### DIRECTIVE
Find how many lines contain "domicile" and state only that number.
○ ○ ○ ○
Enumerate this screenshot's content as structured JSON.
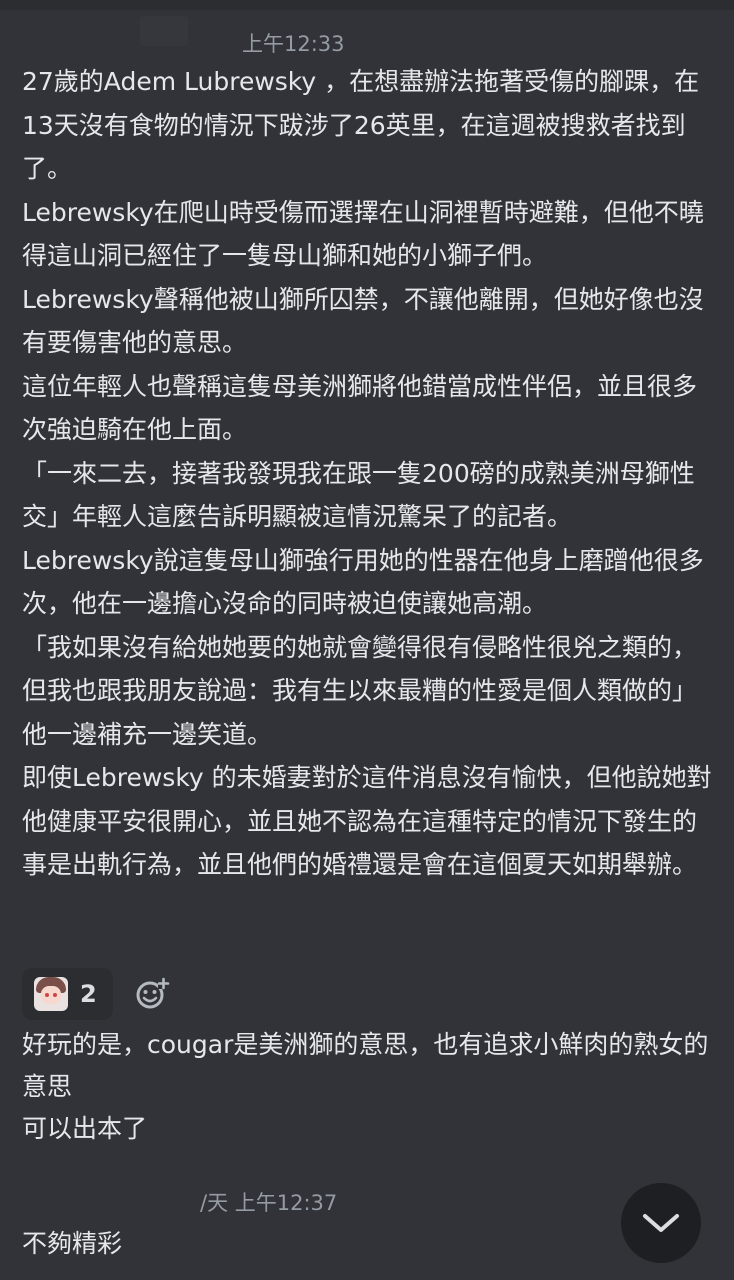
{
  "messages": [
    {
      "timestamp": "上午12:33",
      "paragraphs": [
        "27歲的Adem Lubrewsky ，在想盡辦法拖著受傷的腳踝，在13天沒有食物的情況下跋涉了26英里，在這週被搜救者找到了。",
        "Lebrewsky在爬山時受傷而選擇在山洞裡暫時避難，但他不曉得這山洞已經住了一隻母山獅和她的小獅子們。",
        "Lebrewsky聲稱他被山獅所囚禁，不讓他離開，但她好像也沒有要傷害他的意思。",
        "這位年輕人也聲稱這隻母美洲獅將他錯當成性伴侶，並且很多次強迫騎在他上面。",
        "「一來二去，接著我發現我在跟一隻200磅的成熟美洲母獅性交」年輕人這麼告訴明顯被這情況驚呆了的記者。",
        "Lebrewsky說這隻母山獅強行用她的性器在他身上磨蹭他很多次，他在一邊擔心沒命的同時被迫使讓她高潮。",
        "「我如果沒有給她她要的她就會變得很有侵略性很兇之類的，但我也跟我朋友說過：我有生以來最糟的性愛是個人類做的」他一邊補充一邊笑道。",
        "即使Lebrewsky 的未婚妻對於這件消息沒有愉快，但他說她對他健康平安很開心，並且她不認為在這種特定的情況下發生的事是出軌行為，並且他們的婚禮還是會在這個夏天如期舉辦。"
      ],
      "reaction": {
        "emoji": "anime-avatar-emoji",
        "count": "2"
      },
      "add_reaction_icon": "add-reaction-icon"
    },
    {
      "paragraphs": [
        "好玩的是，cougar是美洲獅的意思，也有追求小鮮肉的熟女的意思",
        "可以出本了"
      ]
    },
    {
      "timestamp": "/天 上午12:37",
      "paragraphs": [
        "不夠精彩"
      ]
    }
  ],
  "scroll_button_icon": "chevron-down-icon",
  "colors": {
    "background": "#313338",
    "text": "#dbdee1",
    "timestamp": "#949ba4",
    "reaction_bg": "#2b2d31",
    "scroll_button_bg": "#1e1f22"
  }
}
○ ○ ○ ○
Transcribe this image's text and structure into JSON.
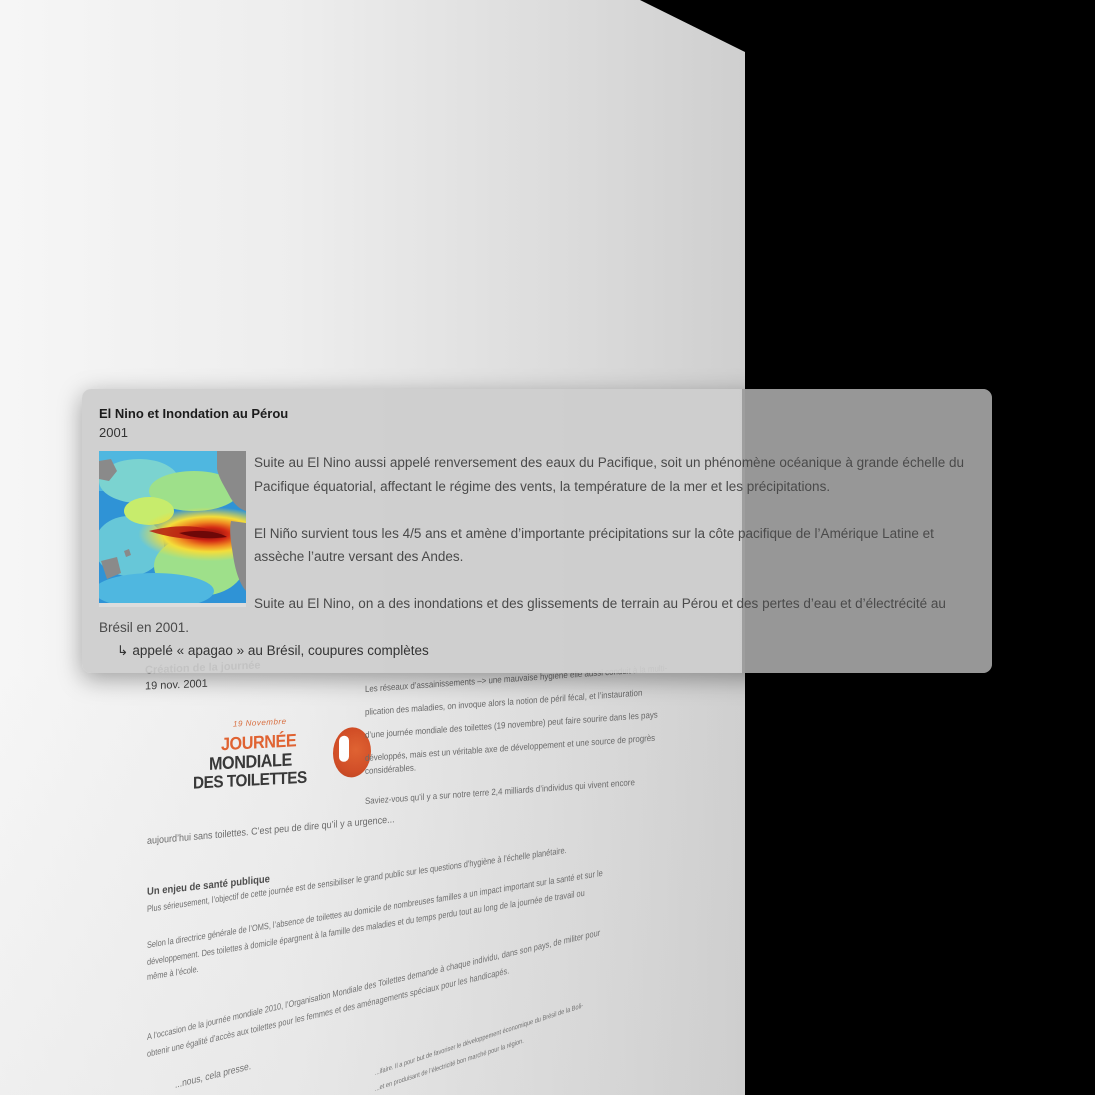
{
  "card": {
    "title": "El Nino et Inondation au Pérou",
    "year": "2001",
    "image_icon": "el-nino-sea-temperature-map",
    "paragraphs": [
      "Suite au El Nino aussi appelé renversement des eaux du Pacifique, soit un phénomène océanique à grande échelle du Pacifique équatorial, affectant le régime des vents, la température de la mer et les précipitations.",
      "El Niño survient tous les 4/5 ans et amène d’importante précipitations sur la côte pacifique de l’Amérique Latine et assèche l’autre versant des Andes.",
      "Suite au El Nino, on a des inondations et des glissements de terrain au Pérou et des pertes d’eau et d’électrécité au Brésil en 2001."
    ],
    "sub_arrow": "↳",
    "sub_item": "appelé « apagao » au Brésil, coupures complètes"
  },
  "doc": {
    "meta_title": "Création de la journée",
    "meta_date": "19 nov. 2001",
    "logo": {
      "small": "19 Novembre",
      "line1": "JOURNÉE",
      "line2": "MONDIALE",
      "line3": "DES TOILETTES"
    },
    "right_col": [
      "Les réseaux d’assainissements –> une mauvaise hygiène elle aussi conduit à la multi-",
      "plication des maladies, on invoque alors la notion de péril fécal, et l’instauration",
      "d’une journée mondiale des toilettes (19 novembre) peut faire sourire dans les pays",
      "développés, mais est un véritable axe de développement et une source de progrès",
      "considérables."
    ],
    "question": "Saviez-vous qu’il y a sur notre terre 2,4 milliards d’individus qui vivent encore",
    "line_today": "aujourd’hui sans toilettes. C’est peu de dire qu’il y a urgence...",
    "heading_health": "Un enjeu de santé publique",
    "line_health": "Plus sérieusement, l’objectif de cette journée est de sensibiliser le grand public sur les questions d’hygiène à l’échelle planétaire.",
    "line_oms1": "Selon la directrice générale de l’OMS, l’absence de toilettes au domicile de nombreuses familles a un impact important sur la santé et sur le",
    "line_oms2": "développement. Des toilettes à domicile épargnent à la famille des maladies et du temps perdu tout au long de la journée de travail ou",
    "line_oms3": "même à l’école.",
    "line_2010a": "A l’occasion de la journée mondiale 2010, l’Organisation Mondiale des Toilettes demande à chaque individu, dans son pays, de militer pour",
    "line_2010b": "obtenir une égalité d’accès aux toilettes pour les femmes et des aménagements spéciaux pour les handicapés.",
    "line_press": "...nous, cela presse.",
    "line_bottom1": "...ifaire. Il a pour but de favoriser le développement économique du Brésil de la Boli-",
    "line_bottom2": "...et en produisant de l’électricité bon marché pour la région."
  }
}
○ ○ ○ ○
### EXERCISE OUTPUT
2